Stated goal
Wherever the word "JSON" appears in the entries, copy the whole line.

Records for processing
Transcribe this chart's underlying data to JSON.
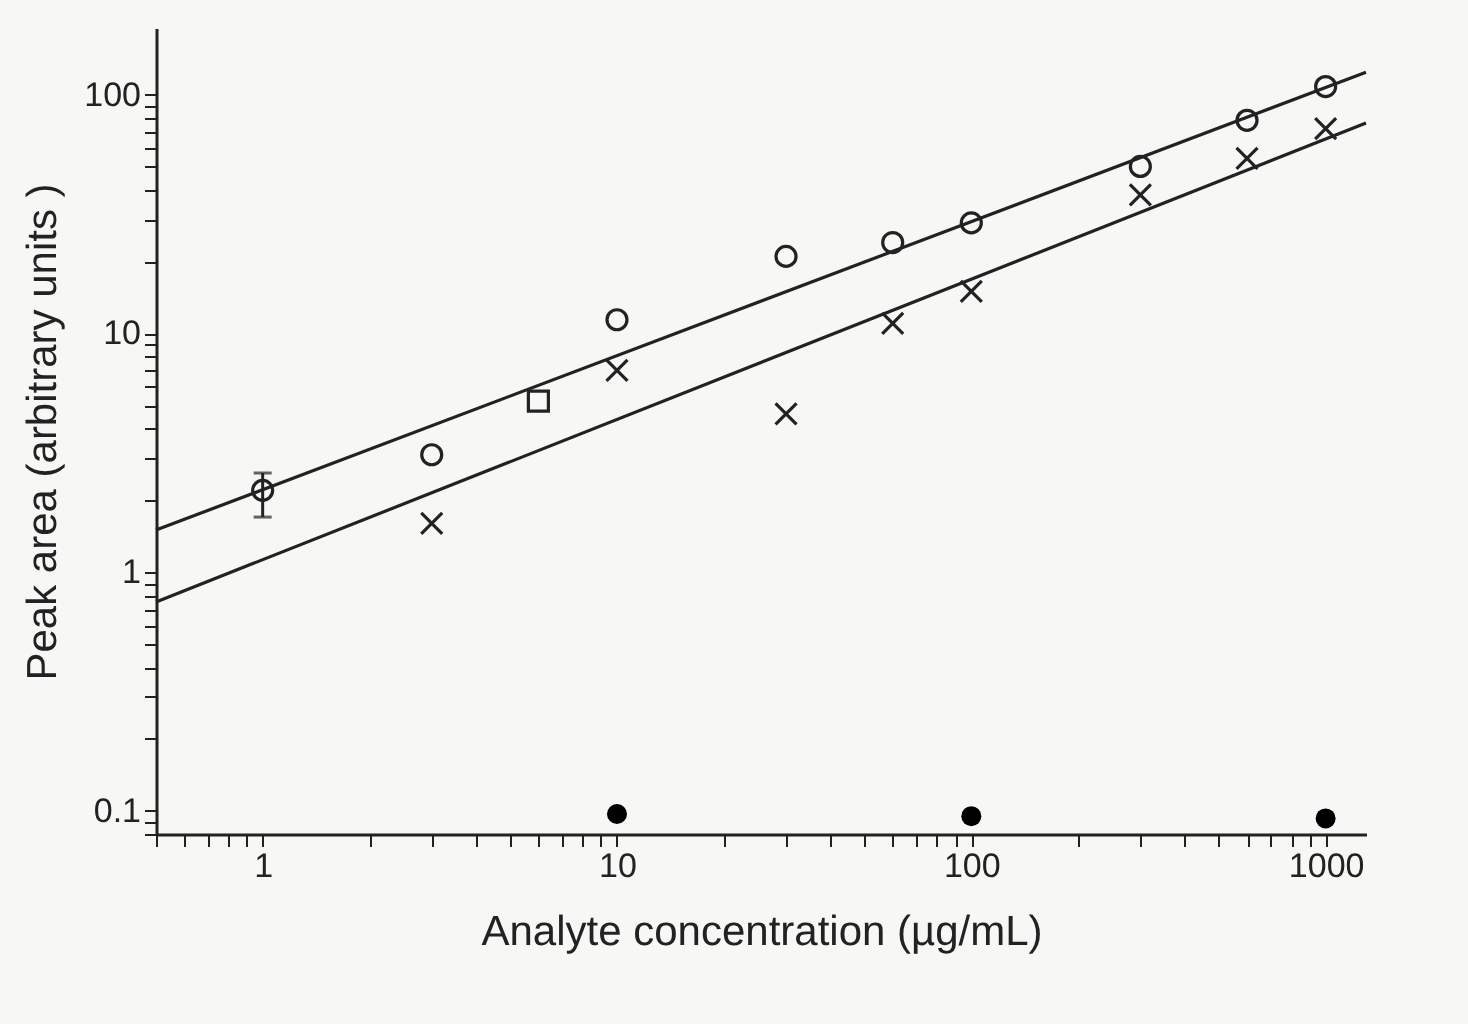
{
  "chart_data": {
    "type": "scatter",
    "xlabel": "Analyte concentration (µg/mL)",
    "ylabel": "Peak area (arbitrary units )",
    "log": "xy",
    "grid": false,
    "xlim": [
      0.5,
      1300
    ],
    "ylim": [
      0.08,
      190
    ],
    "xticks": [
      {
        "value": 0.5,
        "label": null
      },
      {
        "value": 0.6,
        "label": null
      },
      {
        "value": 0.7,
        "label": null
      },
      {
        "value": 0.8,
        "label": null
      },
      {
        "value": 0.9,
        "label": null
      },
      1,
      {
        "value": 2,
        "label": null
      },
      {
        "value": 3,
        "label": null
      },
      {
        "value": 4,
        "label": null
      },
      {
        "value": 5,
        "label": null
      },
      {
        "value": 6,
        "label": null
      },
      {
        "value": 7,
        "label": null
      },
      {
        "value": 8,
        "label": null
      },
      {
        "value": 9,
        "label": null
      },
      10,
      {
        "value": 20,
        "label": null
      },
      {
        "value": 30,
        "label": null
      },
      {
        "value": 40,
        "label": null
      },
      {
        "value": 50,
        "label": null
      },
      {
        "value": 60,
        "label": null
      },
      {
        "value": 70,
        "label": null
      },
      {
        "value": 80,
        "label": null
      },
      {
        "value": 90,
        "label": null
      },
      100,
      {
        "value": 200,
        "label": null
      },
      {
        "value": 300,
        "label": null
      },
      {
        "value": 400,
        "label": null
      },
      {
        "value": 500,
        "label": null
      },
      {
        "value": 600,
        "label": null
      },
      {
        "value": 700,
        "label": null
      },
      {
        "value": 800,
        "label": null
      },
      {
        "value": 900,
        "label": null
      },
      1000
    ],
    "yticks": [
      {
        "value": 0.08,
        "label": null
      },
      {
        "value": 0.09,
        "label": null
      },
      0.1,
      {
        "value": 0.2,
        "label": null
      },
      {
        "value": 0.3,
        "label": null
      },
      {
        "value": 0.4,
        "label": null
      },
      {
        "value": 0.5,
        "label": null
      },
      {
        "value": 0.6,
        "label": null
      },
      {
        "value": 0.7,
        "label": null
      },
      {
        "value": 0.8,
        "label": null
      },
      {
        "value": 0.9,
        "label": null
      },
      1,
      {
        "value": 2,
        "label": null
      },
      {
        "value": 3,
        "label": null
      },
      {
        "value": 4,
        "label": null
      },
      {
        "value": 5,
        "label": null
      },
      {
        "value": 6,
        "label": null
      },
      {
        "value": 7,
        "label": null
      },
      {
        "value": 8,
        "label": null
      },
      {
        "value": 9,
        "label": null
      },
      10,
      {
        "value": 20,
        "label": null
      },
      {
        "value": 30,
        "label": null
      },
      {
        "value": 40,
        "label": null
      },
      {
        "value": 50,
        "label": null
      },
      {
        "value": 60,
        "label": null
      },
      {
        "value": 70,
        "label": null
      },
      {
        "value": 80,
        "label": null
      },
      {
        "value": 90,
        "label": null
      },
      100
    ],
    "series": [
      {
        "type": "line",
        "color": "#222222",
        "marker": "none",
        "line_style": "solid",
        "x": [
          0.5,
          1300
        ],
        "values": [
          1.5,
          124
        ]
      },
      {
        "type": "line",
        "color": "#222222",
        "marker": "none",
        "line_style": "solid",
        "x": [
          0.5,
          1300
        ],
        "values": [
          0.75,
          76
        ]
      },
      {
        "color": "#222222",
        "marker": "circle",
        "x": [
          1,
          3,
          10,
          30,
          60,
          100,
          300,
          600,
          1000
        ],
        "values": [
          2.2,
          3.1,
          11.4,
          21,
          24,
          29,
          50,
          78,
          108
        ],
        "errors": [
          [
            1.7,
            2.6
          ],
          null,
          null,
          null,
          null,
          null,
          null,
          null,
          null
        ]
      },
      {
        "color": "#222222",
        "marker": "cross",
        "x": [
          3,
          10,
          30,
          60,
          100,
          300,
          600,
          1000
        ],
        "values": [
          1.6,
          7.0,
          4.6,
          11,
          15,
          38,
          54,
          72
        ]
      },
      {
        "color": "#222222",
        "marker": "square",
        "x": [
          6
        ],
        "values": [
          5.2
        ]
      },
      {
        "color": "#000000",
        "marker": "circle",
        "x": [
          10,
          100,
          1000
        ],
        "values": [
          0.097,
          0.095,
          0.093
        ]
      }
    ]
  }
}
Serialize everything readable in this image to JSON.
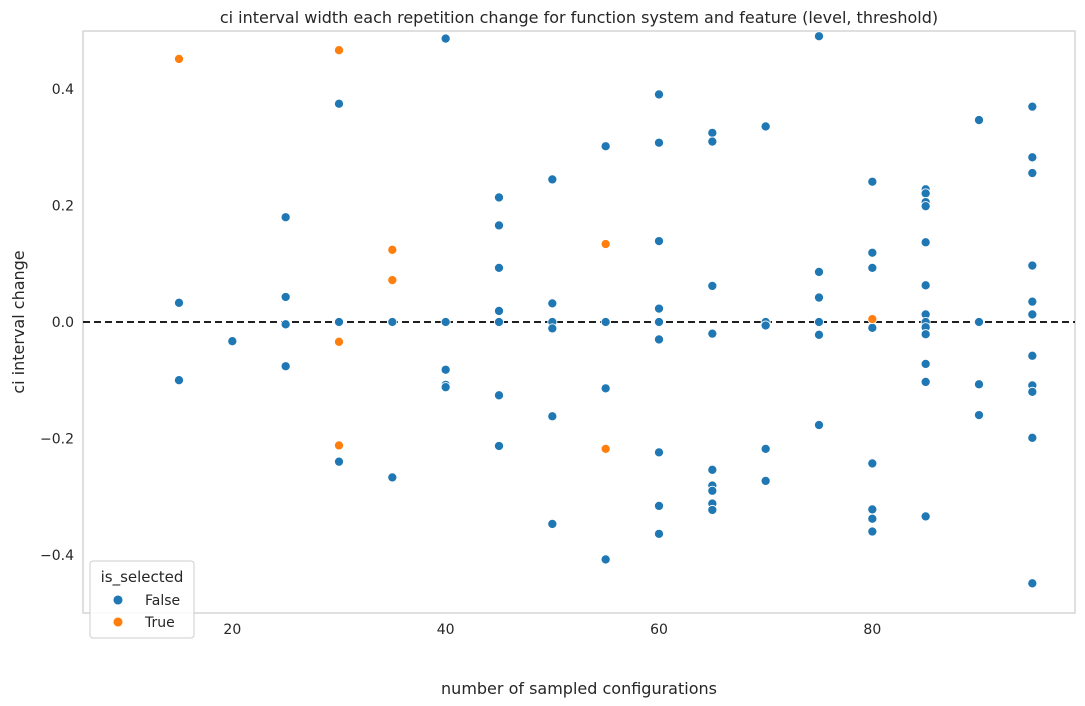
{
  "chart_data": {
    "type": "scatter",
    "title": "ci interval width each repetition change for function system and feature (level, threshold)",
    "xlabel": "number of sampled configurations",
    "ylabel": "ci interval change",
    "xlim": [
      6,
      99
    ],
    "ylim": [
      -0.5,
      0.5
    ],
    "xticks": [
      20,
      40,
      60,
      80
    ],
    "yticks": [
      -0.4,
      -0.2,
      0.0,
      0.2,
      0.4
    ],
    "xtick_labels": [
      "20",
      "40",
      "60",
      "80"
    ],
    "ytick_labels": [
      "−0.4",
      "−0.2",
      "0.0",
      "0.2",
      "0.4"
    ],
    "grid": false,
    "reference_line": {
      "y": 0.0,
      "style": "dashed",
      "color": "#000000"
    },
    "legend": {
      "title": "is_selected",
      "position": "lower-left",
      "entries": [
        {
          "label": "False",
          "color": "#1f77b4"
        },
        {
          "label": "True",
          "color": "#ff7f0e"
        }
      ]
    },
    "series": [
      {
        "name": "False",
        "color": "#1f77b4",
        "points": [
          [
            15,
            0.033
          ],
          [
            15,
            -0.1
          ],
          [
            20,
            -0.033
          ],
          [
            25,
            0.18
          ],
          [
            25,
            0.043
          ],
          [
            25,
            -0.004
          ],
          [
            25,
            -0.076
          ],
          [
            30,
            0.375
          ],
          [
            30,
            0.0
          ],
          [
            30,
            -0.24
          ],
          [
            35,
            0.0
          ],
          [
            35,
            -0.267
          ],
          [
            40,
            0.487
          ],
          [
            40,
            0.0
          ],
          [
            40,
            -0.082
          ],
          [
            40,
            -0.108
          ],
          [
            40,
            -0.112
          ],
          [
            45,
            0.214
          ],
          [
            45,
            0.166
          ],
          [
            45,
            0.093
          ],
          [
            45,
            0.019
          ],
          [
            45,
            0.0
          ],
          [
            45,
            -0.126
          ],
          [
            45,
            -0.213
          ],
          [
            50,
            0.245
          ],
          [
            50,
            0.032
          ],
          [
            50,
            0.0
          ],
          [
            50,
            -0.011
          ],
          [
            50,
            -0.162
          ],
          [
            50,
            -0.347
          ],
          [
            55,
            0.302
          ],
          [
            55,
            0.0
          ],
          [
            55,
            -0.114
          ],
          [
            55,
            -0.408
          ],
          [
            60,
            0.391
          ],
          [
            60,
            0.308
          ],
          [
            60,
            0.139
          ],
          [
            60,
            0.023
          ],
          [
            60,
            0.0
          ],
          [
            60,
            -0.03
          ],
          [
            60,
            -0.224
          ],
          [
            60,
            -0.316
          ],
          [
            60,
            -0.364
          ],
          [
            65,
            0.325
          ],
          [
            65,
            0.31
          ],
          [
            65,
            0.062
          ],
          [
            65,
            -0.02
          ],
          [
            65,
            -0.254
          ],
          [
            65,
            -0.281
          ],
          [
            65,
            -0.29
          ],
          [
            65,
            -0.312
          ],
          [
            65,
            -0.323
          ],
          [
            70,
            0.336
          ],
          [
            70,
            0.0
          ],
          [
            70,
            -0.006
          ],
          [
            70,
            -0.218
          ],
          [
            70,
            -0.273
          ],
          [
            75,
            0.491
          ],
          [
            75,
            0.086
          ],
          [
            75,
            0.042
          ],
          [
            75,
            0.0
          ],
          [
            75,
            -0.022
          ],
          [
            75,
            -0.177
          ],
          [
            80,
            0.241
          ],
          [
            80,
            0.119
          ],
          [
            80,
            0.093
          ],
          [
            80,
            -0.01
          ],
          [
            80,
            -0.243
          ],
          [
            80,
            -0.322
          ],
          [
            80,
            -0.338
          ],
          [
            80,
            -0.36
          ],
          [
            85,
            0.228
          ],
          [
            85,
            0.221
          ],
          [
            85,
            0.206
          ],
          [
            85,
            0.199
          ],
          [
            85,
            0.137
          ],
          [
            85,
            0.063
          ],
          [
            85,
            0.013
          ],
          [
            85,
            0.0
          ],
          [
            85,
            -0.009
          ],
          [
            85,
            -0.021
          ],
          [
            85,
            -0.072
          ],
          [
            85,
            -0.103
          ],
          [
            85,
            -0.334
          ],
          [
            90,
            0.347
          ],
          [
            90,
            0.0
          ],
          [
            90,
            -0.107
          ],
          [
            90,
            -0.16
          ],
          [
            95,
            0.37
          ],
          [
            95,
            0.283
          ],
          [
            95,
            0.256
          ],
          [
            95,
            0.097
          ],
          [
            95,
            0.035
          ],
          [
            95,
            0.013
          ],
          [
            95,
            -0.058
          ],
          [
            95,
            -0.109
          ],
          [
            95,
            -0.12
          ],
          [
            95,
            -0.199
          ],
          [
            95,
            -0.449
          ]
        ]
      },
      {
        "name": "True",
        "color": "#ff7f0e",
        "points": [
          [
            15,
            0.452
          ],
          [
            30,
            0.467
          ],
          [
            30,
            -0.034
          ],
          [
            30,
            -0.212
          ],
          [
            35,
            0.124
          ],
          [
            35,
            0.072
          ],
          [
            55,
            0.134
          ],
          [
            55,
            -0.218
          ],
          [
            80,
            0.005
          ]
        ]
      }
    ]
  }
}
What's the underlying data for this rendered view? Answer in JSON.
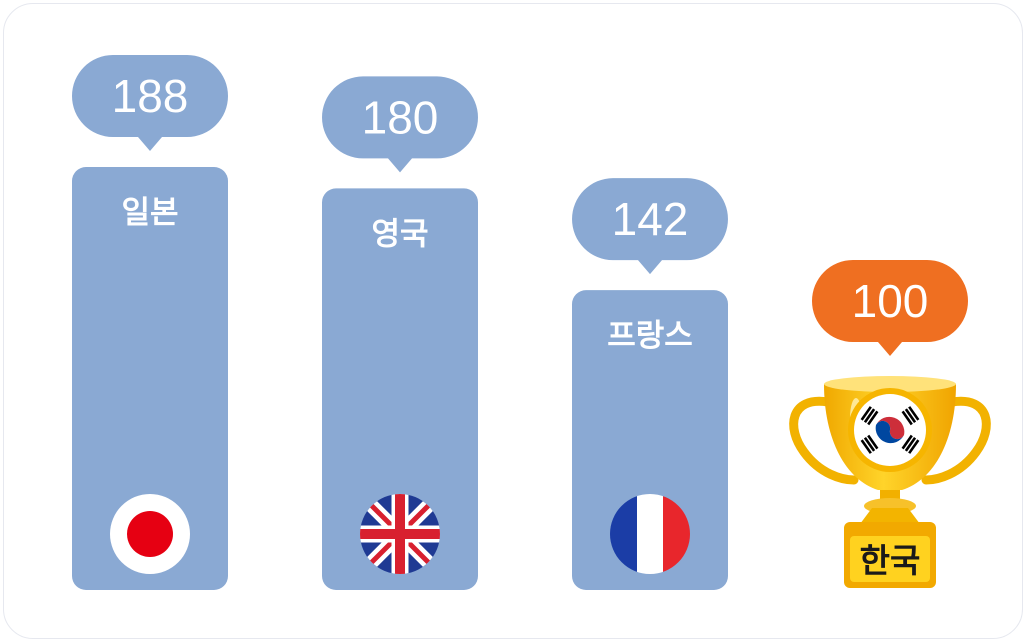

Task result
Transcribe this chart's underlying data to JSON.
Serialize everything readable in this image to JSON.
What's the underlying data for this rendered view? Answer in JSON.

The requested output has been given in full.